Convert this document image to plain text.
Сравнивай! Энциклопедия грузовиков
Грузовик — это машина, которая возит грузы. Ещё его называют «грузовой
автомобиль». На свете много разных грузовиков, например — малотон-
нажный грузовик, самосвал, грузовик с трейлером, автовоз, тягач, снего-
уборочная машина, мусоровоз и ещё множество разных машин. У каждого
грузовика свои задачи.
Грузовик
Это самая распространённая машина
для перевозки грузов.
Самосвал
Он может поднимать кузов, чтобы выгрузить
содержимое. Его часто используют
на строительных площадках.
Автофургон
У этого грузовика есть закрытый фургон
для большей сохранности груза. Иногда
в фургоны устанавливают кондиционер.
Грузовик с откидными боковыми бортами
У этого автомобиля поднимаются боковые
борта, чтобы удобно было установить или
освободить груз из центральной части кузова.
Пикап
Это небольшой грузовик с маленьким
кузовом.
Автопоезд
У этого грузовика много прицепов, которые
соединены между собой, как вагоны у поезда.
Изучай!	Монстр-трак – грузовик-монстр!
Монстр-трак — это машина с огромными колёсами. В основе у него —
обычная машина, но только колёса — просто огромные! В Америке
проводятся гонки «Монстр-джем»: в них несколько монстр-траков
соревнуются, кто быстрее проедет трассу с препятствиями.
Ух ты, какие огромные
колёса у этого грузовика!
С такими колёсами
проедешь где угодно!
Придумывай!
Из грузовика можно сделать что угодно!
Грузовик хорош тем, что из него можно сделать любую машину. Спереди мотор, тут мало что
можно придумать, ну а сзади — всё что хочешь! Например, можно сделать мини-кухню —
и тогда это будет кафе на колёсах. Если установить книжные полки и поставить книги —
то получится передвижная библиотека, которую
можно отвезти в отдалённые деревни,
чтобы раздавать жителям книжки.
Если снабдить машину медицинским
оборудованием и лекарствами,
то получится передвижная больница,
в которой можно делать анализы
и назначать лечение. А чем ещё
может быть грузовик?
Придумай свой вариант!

◆ STATED PROBLEM
The records above must be repeated exactly, every one of them.

◆ COMPLETED TASK
Convert this document image to plain text.
Сравнивай! Энциклопедия грузовиков
Грузовик — это машина, которая возит грузы. Ещё его называют «грузовой
автомобиль». На свете много разных грузовиков, например — малотон-
нажный грузовик, самосвал, грузовик с трейлером, автовоз, тягач, снего-
уборочная машина, мусоровоз и ещё множество разных машин. У каждого
грузовика свои задачи.
Грузовик
Это самая распространённая машина
для перевозки грузов.
Самосвал
Он может поднимать кузов, чтобы выгрузить
содержимое. Его часто используют
на строительных площадках.
Автофургон
У этого грузовика есть закрытый фургон
для большей сохранности груза. Иногда
в фургоны устанавливают кондиционер.
Грузовик с откидными боковыми бортами
У этого автомобиля поднимаются боковые
борта, чтобы удобно было установить или
освободить груз из центральной части кузова.
Пикап
Это небольшой грузовик с маленьким
кузовом.
Автопоезд
У этого грузовика много прицепов, которые
соединены между собой, как вагоны у поезда.
Изучай!	Монстр-трак – грузовик-монстр!
Монстр-трак — это машина с огромными колёсами. В основе у него —
обычная машина, но только колёса — просто огромные! В Америке
проводятся гонки «Монстр-джем»: в них несколько монстр-траков
соревнуются, кто быстрее проедет трассу с препятствиями.
Ух ты, какие огромные
колёса у этого грузовика!
С такими колёсами
проедешь где угодно!
Придумывай!
Из грузовика можно сделать что угодно!
Грузовик хорош тем, что из него можно сделать любую машину. Спереди мотор, тут мало что
можно придумать, ну а сзади — всё что хочешь! Например, можно сделать мини-кухню —
и тогда это будет кафе на колёсах. Если установить книжные полки и поставить книги —
то получится передвижная библиотека, которую
можно отвезти в отдалённые деревни,
чтобы раздавать жителям книжки.
Если снабдить машину медицинским
оборудованием и лекарствами,
то получится передвижная больница,
в которой можно делать анализы
и назначать лечение. А чем ещё
может быть грузовик?
Придумай свой вариант!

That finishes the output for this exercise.